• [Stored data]

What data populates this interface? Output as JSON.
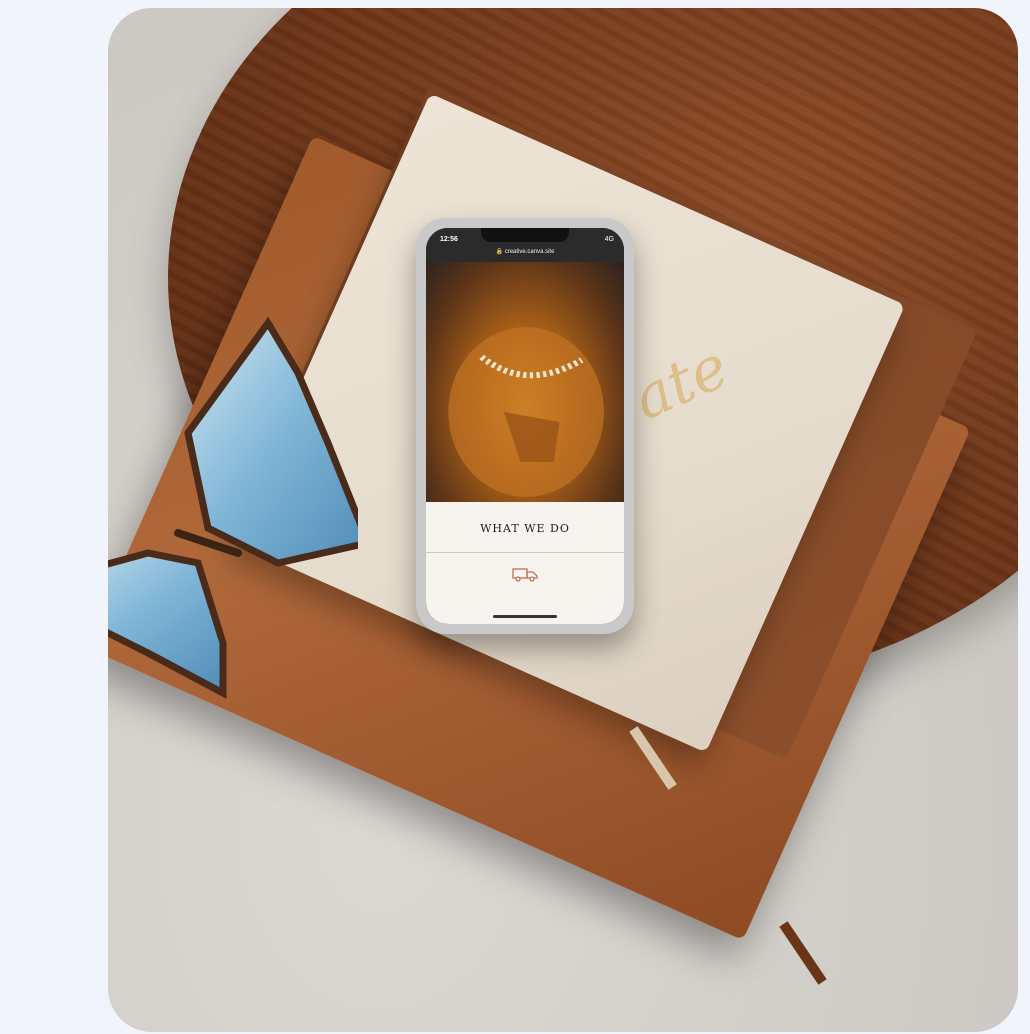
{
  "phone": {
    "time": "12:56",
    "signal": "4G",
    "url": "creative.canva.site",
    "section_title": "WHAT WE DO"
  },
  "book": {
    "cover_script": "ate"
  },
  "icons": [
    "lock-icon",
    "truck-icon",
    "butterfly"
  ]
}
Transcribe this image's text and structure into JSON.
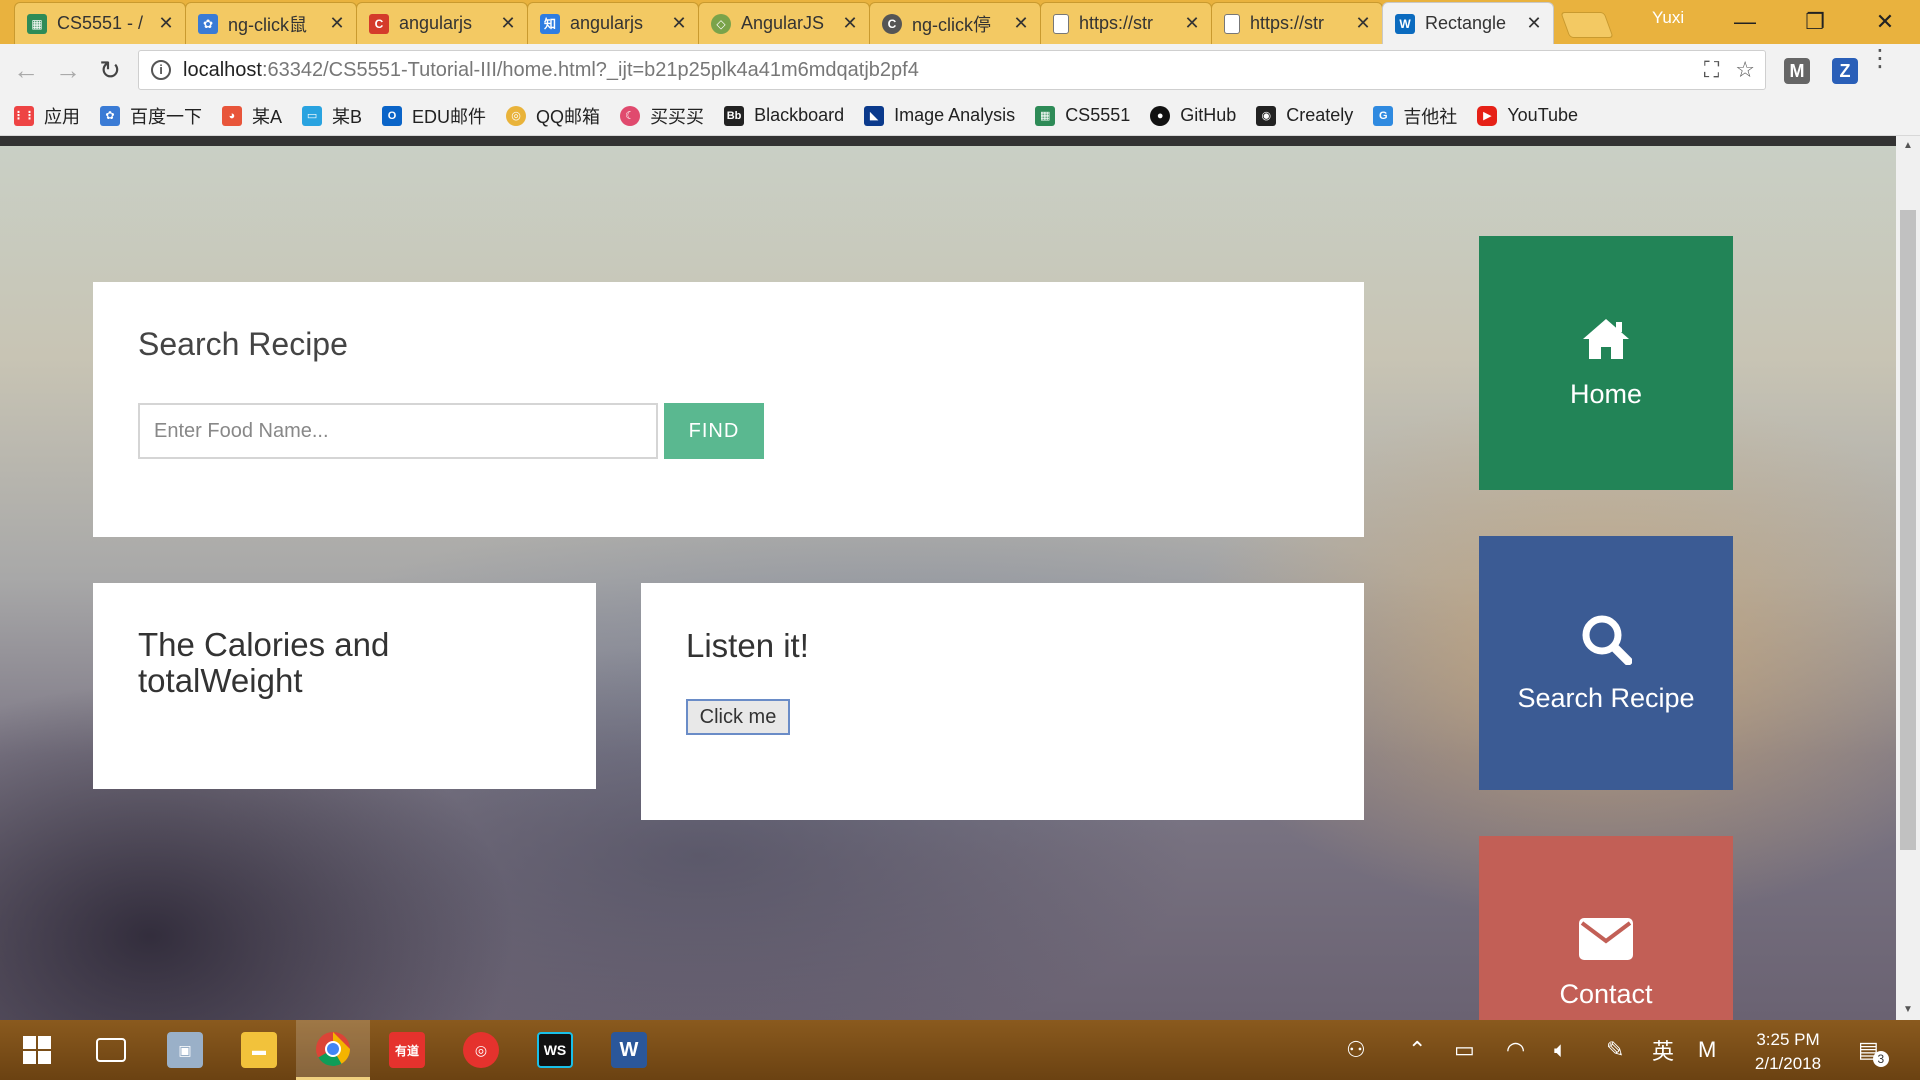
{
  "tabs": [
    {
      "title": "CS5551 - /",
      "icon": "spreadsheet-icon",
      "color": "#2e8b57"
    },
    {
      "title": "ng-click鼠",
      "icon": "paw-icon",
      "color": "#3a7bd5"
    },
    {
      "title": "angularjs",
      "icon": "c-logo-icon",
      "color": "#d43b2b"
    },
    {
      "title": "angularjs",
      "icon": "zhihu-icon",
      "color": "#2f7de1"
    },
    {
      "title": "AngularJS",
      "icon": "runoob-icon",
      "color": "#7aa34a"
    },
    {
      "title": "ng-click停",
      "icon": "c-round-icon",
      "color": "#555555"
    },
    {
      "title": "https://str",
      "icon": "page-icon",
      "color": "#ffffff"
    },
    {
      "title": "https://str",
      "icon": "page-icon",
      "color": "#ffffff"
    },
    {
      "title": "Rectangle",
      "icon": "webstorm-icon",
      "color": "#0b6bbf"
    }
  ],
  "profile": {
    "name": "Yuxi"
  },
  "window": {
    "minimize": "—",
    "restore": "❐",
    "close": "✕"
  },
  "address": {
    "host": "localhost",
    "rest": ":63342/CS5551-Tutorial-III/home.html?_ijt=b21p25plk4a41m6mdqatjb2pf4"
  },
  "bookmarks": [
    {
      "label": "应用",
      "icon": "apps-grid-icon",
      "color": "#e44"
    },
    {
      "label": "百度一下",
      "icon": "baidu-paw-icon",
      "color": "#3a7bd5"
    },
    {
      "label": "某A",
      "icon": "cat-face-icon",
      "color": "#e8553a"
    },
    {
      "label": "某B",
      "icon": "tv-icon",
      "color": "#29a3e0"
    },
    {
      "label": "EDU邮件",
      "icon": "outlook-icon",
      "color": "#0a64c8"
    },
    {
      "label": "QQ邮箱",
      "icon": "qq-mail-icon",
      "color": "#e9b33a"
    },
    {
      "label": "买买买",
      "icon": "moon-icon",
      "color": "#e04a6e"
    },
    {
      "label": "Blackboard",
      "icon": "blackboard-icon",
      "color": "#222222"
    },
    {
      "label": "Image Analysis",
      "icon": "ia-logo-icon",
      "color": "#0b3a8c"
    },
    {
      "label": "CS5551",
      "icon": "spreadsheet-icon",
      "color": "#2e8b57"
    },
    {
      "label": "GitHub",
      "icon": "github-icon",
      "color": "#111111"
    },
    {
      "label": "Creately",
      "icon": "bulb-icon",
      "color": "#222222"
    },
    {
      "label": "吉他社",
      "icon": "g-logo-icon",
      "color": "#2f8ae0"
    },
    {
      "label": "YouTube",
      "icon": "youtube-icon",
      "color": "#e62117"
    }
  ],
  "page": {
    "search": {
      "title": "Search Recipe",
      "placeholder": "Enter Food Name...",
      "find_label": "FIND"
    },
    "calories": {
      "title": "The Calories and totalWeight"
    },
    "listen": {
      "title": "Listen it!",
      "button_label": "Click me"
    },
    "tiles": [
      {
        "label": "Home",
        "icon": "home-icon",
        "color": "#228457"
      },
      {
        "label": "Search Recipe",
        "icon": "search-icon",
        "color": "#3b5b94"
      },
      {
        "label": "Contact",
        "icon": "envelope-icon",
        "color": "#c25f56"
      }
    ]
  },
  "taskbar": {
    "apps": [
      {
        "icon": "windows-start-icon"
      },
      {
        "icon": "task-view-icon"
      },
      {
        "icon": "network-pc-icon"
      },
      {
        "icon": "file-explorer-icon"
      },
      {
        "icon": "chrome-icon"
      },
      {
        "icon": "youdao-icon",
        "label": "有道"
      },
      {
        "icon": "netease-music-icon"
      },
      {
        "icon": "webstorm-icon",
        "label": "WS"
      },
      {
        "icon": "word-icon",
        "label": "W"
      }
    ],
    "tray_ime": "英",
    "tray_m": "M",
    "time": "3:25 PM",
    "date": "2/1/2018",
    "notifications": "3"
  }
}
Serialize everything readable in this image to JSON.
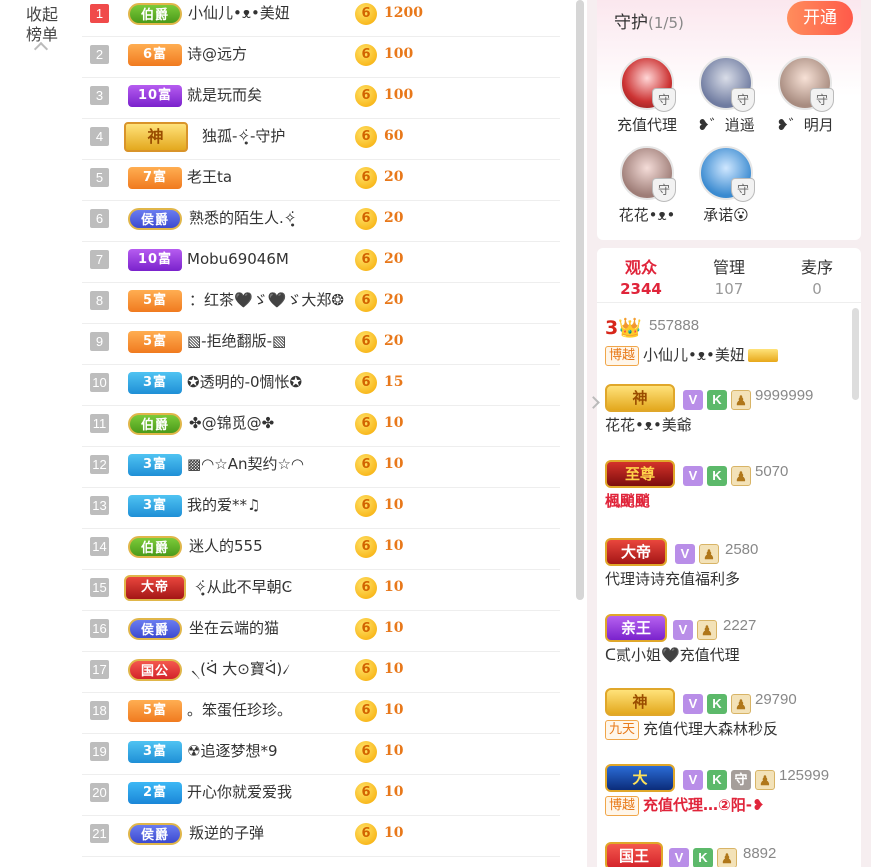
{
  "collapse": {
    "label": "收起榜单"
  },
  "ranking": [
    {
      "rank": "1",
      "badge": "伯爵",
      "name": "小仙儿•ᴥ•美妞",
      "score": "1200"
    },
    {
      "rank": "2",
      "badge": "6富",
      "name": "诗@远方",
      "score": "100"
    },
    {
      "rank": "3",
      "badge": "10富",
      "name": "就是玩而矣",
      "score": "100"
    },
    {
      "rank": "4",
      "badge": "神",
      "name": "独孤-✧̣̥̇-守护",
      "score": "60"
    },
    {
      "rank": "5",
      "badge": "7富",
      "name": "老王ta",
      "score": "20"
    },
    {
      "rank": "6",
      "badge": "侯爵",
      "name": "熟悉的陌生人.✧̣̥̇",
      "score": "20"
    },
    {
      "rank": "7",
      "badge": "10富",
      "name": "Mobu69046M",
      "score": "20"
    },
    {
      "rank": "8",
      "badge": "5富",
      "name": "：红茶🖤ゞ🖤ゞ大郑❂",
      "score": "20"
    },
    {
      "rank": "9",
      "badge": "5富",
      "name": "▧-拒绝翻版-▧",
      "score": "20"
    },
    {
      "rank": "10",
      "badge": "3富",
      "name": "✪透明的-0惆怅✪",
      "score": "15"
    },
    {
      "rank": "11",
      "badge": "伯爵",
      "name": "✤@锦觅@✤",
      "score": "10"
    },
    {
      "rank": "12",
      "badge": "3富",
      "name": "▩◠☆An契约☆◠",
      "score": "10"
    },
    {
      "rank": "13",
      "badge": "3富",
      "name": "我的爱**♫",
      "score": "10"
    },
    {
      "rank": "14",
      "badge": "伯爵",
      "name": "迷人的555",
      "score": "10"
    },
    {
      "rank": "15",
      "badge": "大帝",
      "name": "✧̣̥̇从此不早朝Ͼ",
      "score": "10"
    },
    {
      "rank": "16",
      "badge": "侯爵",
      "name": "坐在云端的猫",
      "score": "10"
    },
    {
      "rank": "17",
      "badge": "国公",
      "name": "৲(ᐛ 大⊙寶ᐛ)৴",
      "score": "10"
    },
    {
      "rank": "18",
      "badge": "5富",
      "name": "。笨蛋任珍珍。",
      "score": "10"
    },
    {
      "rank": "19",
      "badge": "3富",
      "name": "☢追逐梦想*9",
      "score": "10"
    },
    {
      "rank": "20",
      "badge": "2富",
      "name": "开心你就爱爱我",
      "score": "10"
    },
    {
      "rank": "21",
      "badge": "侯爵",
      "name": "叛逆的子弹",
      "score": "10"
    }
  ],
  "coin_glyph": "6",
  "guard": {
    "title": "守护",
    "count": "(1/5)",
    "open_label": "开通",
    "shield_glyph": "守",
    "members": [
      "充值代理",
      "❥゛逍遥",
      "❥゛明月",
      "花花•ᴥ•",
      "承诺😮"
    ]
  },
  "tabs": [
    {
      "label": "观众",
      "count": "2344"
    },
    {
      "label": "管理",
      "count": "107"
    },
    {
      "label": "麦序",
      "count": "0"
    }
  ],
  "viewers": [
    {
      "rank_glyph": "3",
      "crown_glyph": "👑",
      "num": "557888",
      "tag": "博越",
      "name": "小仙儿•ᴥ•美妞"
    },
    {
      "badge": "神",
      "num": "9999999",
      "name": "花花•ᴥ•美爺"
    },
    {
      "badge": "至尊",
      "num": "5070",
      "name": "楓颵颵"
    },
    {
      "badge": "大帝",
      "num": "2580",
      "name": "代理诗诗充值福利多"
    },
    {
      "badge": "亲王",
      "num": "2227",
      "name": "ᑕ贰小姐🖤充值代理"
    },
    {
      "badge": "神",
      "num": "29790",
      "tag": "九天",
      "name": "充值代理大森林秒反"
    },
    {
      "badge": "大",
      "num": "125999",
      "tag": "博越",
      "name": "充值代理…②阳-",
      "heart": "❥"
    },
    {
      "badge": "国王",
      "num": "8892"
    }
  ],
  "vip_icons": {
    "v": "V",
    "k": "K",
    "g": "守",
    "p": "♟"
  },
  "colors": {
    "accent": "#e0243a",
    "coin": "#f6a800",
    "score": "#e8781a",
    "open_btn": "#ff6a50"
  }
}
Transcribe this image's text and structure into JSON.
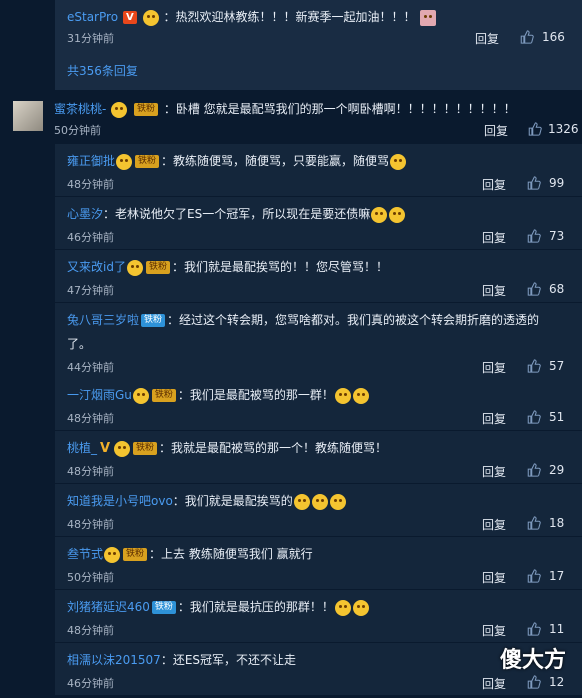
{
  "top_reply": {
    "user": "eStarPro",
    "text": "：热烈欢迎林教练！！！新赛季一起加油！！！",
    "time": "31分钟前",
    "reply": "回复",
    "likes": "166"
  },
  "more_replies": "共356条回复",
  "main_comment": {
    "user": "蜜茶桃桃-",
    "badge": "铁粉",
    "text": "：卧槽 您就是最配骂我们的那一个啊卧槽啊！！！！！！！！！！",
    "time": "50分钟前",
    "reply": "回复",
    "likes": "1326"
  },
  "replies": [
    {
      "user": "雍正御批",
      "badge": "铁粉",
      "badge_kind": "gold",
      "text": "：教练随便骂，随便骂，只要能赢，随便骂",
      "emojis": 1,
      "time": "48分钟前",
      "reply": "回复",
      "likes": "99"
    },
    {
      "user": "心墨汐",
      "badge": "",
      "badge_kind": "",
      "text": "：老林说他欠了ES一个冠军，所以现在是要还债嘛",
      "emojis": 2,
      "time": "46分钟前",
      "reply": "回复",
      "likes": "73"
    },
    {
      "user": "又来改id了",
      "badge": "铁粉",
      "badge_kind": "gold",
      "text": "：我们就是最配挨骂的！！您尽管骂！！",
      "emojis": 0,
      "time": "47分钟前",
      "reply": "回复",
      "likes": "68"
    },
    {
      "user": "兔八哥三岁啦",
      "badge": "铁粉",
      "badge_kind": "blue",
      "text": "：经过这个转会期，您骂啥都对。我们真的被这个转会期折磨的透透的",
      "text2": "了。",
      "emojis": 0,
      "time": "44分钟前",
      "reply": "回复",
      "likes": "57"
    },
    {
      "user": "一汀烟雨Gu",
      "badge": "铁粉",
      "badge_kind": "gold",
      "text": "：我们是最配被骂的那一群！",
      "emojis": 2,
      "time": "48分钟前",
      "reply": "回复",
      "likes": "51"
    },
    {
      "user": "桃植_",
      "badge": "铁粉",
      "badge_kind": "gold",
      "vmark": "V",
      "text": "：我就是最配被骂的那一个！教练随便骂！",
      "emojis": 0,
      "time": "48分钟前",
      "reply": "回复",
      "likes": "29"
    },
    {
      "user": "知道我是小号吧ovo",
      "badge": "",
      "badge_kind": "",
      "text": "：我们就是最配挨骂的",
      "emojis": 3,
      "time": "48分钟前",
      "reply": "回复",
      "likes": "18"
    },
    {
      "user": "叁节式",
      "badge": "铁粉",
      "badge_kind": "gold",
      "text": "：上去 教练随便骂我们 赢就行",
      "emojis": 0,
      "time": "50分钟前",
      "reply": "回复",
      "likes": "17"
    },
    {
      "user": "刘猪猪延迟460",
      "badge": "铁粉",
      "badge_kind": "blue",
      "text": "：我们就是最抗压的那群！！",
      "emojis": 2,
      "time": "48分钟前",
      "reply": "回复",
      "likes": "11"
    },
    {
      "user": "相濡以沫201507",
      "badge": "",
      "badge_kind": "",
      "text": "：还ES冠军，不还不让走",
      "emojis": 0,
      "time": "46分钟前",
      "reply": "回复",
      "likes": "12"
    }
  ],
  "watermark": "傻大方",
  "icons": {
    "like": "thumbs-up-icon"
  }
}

• [Challenge] Identify every line above with the string "count" in it. Copy those lines.

• [Exercise response]
    "count": "(1/5)",
      "count": "2344"
      "count": "107"
      "count": "0"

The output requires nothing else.